* Task to complete *
Identify all lines below that hold "name" and collect them.

* Given data *
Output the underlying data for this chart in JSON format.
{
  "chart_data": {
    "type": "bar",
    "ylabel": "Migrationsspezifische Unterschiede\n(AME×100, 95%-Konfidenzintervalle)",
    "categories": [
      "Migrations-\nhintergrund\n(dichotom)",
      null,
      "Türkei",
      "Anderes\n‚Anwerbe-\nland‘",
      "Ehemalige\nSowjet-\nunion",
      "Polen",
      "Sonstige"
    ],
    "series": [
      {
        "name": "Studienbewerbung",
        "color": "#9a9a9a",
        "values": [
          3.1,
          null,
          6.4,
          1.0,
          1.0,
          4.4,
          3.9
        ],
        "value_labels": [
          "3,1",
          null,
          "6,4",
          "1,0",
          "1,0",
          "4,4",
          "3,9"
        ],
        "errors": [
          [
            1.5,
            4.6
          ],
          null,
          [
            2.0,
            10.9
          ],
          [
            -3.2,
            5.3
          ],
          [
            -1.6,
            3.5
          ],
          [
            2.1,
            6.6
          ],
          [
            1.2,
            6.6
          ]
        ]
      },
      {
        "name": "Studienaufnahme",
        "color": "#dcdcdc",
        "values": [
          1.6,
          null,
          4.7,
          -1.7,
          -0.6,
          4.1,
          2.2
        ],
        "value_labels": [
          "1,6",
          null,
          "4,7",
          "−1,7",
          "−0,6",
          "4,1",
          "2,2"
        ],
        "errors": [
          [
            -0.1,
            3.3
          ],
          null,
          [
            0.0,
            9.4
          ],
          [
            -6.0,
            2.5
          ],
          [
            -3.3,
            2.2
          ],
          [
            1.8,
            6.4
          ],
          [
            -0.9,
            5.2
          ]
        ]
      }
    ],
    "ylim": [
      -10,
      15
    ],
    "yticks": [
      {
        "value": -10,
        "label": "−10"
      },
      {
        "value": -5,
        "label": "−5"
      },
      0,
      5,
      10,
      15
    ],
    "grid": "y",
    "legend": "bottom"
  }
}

* Solution to the problem *
        "name": "Studienbewerbung",
        "name": "Studienaufnahme",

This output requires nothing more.